DIRECTION:
For each line below that contains the string "this", copy that line.

GIVEN RECORDS:
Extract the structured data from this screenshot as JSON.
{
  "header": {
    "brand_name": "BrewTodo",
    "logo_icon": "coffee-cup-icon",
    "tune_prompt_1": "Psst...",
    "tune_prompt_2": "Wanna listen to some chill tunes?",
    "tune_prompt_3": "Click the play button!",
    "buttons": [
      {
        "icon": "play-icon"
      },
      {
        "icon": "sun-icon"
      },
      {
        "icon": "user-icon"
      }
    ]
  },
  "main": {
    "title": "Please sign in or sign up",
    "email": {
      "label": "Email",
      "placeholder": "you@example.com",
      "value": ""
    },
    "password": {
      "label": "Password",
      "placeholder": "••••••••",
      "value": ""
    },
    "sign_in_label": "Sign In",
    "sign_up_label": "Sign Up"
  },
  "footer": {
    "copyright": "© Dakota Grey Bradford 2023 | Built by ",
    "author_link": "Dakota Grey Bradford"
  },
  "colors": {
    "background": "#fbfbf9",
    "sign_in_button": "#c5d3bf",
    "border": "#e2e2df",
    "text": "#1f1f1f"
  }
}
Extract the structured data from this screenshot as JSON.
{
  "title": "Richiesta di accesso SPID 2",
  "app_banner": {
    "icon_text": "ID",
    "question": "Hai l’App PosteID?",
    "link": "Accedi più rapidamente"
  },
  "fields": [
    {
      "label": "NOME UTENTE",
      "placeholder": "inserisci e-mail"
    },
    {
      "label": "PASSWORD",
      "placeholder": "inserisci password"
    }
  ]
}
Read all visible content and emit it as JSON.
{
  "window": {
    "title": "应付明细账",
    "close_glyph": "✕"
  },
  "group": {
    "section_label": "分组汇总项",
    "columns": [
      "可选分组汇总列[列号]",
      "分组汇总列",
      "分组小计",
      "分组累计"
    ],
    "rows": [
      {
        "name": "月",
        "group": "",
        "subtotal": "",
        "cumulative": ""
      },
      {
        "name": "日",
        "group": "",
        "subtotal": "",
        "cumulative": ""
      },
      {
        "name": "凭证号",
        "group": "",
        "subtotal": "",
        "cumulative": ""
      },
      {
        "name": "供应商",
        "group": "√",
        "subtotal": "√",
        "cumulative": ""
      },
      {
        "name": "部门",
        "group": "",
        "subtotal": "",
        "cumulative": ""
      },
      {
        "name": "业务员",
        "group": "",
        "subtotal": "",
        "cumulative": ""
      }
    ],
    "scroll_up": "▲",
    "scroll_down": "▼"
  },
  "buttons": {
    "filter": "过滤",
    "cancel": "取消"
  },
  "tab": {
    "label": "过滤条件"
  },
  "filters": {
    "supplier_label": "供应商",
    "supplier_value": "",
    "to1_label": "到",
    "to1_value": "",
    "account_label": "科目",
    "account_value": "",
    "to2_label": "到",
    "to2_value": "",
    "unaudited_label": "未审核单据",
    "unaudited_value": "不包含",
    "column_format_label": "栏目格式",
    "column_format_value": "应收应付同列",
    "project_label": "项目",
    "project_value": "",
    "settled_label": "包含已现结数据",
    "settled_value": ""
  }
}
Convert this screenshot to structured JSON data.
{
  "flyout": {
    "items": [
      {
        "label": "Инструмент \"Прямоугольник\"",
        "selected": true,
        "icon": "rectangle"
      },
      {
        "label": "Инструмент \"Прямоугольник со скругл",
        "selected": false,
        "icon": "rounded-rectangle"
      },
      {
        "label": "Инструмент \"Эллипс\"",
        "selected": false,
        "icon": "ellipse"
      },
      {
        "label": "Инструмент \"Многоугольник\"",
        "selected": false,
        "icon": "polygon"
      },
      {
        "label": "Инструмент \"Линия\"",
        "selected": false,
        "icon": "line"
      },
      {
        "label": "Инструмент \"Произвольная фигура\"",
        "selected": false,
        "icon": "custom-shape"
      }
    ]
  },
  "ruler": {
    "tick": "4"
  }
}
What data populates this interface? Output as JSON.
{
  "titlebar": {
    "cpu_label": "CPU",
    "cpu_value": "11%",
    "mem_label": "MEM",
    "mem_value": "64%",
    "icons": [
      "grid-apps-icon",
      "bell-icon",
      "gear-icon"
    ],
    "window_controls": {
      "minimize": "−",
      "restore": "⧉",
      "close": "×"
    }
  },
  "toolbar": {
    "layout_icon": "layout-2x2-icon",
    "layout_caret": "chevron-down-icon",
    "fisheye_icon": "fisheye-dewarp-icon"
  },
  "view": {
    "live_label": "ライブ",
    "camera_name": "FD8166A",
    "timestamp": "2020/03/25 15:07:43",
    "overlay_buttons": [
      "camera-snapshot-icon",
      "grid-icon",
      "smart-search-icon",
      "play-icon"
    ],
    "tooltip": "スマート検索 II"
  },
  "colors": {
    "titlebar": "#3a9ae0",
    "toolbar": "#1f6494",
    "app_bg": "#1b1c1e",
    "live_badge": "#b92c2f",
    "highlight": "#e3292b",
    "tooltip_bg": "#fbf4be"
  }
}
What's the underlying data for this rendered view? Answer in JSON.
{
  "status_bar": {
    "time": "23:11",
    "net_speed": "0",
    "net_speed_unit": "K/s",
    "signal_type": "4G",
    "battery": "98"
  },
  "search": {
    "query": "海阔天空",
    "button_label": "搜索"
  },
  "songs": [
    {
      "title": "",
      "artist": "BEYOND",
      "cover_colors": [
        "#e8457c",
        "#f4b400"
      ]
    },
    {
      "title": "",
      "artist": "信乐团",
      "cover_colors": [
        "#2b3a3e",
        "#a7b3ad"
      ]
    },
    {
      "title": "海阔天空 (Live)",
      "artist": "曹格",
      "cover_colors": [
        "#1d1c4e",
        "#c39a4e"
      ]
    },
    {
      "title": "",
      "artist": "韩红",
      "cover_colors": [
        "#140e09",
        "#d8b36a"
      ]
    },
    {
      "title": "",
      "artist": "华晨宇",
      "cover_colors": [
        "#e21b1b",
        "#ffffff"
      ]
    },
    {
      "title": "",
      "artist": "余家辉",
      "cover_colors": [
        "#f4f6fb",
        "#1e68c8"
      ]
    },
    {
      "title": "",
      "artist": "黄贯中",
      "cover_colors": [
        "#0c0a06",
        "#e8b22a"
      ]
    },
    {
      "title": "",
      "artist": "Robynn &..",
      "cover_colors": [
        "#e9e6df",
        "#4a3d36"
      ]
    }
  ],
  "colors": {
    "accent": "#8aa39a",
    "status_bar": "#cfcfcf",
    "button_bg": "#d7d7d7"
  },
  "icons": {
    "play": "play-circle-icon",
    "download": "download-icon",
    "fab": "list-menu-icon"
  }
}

EXPECTED ANSWER:
Extract the structured data from this screenshot as JSON.
Extract the structured data from this screenshot as JSON.
Convert this screenshot to structured JSON data.
What data populates this interface? Output as JSON.
What's the underlying data for this rendered view? Answer in JSON.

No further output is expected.